Copy out every record below with complete accuracy.

PROVIDED RECORDS>

————

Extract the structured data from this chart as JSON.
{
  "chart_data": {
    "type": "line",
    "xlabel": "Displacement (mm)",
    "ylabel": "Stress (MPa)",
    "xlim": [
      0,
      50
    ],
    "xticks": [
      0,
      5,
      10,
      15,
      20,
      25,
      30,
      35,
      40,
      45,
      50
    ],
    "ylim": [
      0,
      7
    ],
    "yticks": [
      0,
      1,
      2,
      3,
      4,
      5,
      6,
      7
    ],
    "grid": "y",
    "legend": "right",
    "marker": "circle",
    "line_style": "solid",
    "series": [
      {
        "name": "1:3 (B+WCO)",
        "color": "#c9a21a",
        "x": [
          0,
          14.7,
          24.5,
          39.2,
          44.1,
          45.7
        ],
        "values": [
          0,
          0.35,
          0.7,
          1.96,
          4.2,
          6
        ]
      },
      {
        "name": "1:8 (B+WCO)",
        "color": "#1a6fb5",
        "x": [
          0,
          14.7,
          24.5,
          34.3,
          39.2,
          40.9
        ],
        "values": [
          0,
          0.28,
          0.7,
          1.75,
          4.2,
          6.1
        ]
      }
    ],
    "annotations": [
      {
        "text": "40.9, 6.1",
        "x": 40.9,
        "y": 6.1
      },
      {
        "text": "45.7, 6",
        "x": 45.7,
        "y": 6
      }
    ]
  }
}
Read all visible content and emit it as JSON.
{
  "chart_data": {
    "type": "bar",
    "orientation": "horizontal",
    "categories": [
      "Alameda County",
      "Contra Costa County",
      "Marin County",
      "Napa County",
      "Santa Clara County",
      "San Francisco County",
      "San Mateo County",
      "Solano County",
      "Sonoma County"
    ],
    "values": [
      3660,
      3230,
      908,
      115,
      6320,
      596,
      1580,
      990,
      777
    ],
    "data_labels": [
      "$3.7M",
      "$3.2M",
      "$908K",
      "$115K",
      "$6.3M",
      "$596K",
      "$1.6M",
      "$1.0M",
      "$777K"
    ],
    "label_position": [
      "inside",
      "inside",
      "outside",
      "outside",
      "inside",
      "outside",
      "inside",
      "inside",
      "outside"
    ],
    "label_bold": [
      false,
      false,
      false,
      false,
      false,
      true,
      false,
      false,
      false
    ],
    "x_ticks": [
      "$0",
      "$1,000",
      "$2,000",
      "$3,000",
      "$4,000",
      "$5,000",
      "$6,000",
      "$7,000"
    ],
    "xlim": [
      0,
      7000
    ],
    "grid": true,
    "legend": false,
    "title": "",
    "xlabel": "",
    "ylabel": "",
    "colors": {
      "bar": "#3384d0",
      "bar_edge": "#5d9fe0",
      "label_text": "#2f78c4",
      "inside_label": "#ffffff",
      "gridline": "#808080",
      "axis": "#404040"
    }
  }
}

————

RIGHT ANSWER>
Extract the structured data from this chart as JSON.
{
  "chart_data": {
    "type": "line",
    "xlabel": "Displacement (mm)",
    "ylabel": "Stress (MPa)",
    "xlim": [
      0,
      50
    ],
    "xticks": [
      0,
      5,
      10,
      15,
      20,
      25,
      30,
      35,
      40,
      45,
      50
    ],
    "ylim": [
      0,
      7
    ],
    "yticks": [
      0,
      1,
      2,
      3,
      4,
      5,
      6,
      7
    ],
    "grid": "y",
    "legend": "right",
    "marker": "circle",
    "line_style": "solid",
    "series": [
      {
        "name": "1:3 (B+WCO)",
        "color": "#c9a21a",
        "x": [
          0,
          14.7,
          24.5,
          39.2,
          44.1,
          45.7
        ],
        "values": [
          0,
          0.35,
          0.7,
          1.96,
          4.2,
          6
        ]
      },
      {
        "name": "1:8 (B+WCO)",
        "color": "#1a6fb5",
        "x": [
          0,
          14.7,
          24.5,
          34.3,
          39.2,
          40.9
        ],
        "values": [
          0,
          0.28,
          0.7,
          1.75,
          4.2,
          6.1
        ]
      }
    ],
    "annotations": [
      {
        "text": "40.9, 6.1",
        "x": 40.9,
        "y": 6.1
      },
      {
        "text": "45.7, 6",
        "x": 45.7,
        "y": 6
      }
    ]
  }
}
Read all visible content and emit it as JSON.
{
  "chart_data": {
    "type": "bar",
    "orientation": "horizontal",
    "categories": [
      "Alameda County",
      "Contra Costa County",
      "Marin County",
      "Napa County",
      "Santa Clara County",
      "San Francisco County",
      "San Mateo County",
      "Solano County",
      "Sonoma County"
    ],
    "values": [
      3660,
      3230,
      908,
      115,
      6320,
      596,
      1580,
      990,
      777
    ],
    "data_labels": [
      "$3.7M",
      "$3.2M",
      "$908K",
      "$115K",
      "$6.3M",
      "$596K",
      "$1.6M",
      "$1.0M",
      "$777K"
    ],
    "label_position": [
      "inside",
      "inside",
      "outside",
      "outside",
      "inside",
      "outside",
      "inside",
      "inside",
      "outside"
    ],
    "label_bold": [
      false,
      false,
      false,
      false,
      false,
      true,
      false,
      false,
      false
    ],
    "x_ticks": [
      "$0",
      "$1,000",
      "$2,000",
      "$3,000",
      "$4,000",
      "$5,000",
      "$6,000",
      "$7,000"
    ],
    "xlim": [
      0,
      7000
    ],
    "grid": true,
    "legend": false,
    "title": "",
    "xlabel": "",
    "ylabel": "",
    "colors": {
      "bar": "#3384d0",
      "bar_edge": "#5d9fe0",
      "label_text": "#2f78c4",
      "inside_label": "#ffffff",
      "gridline": "#808080",
      "axis": "#404040"
    }
  }
}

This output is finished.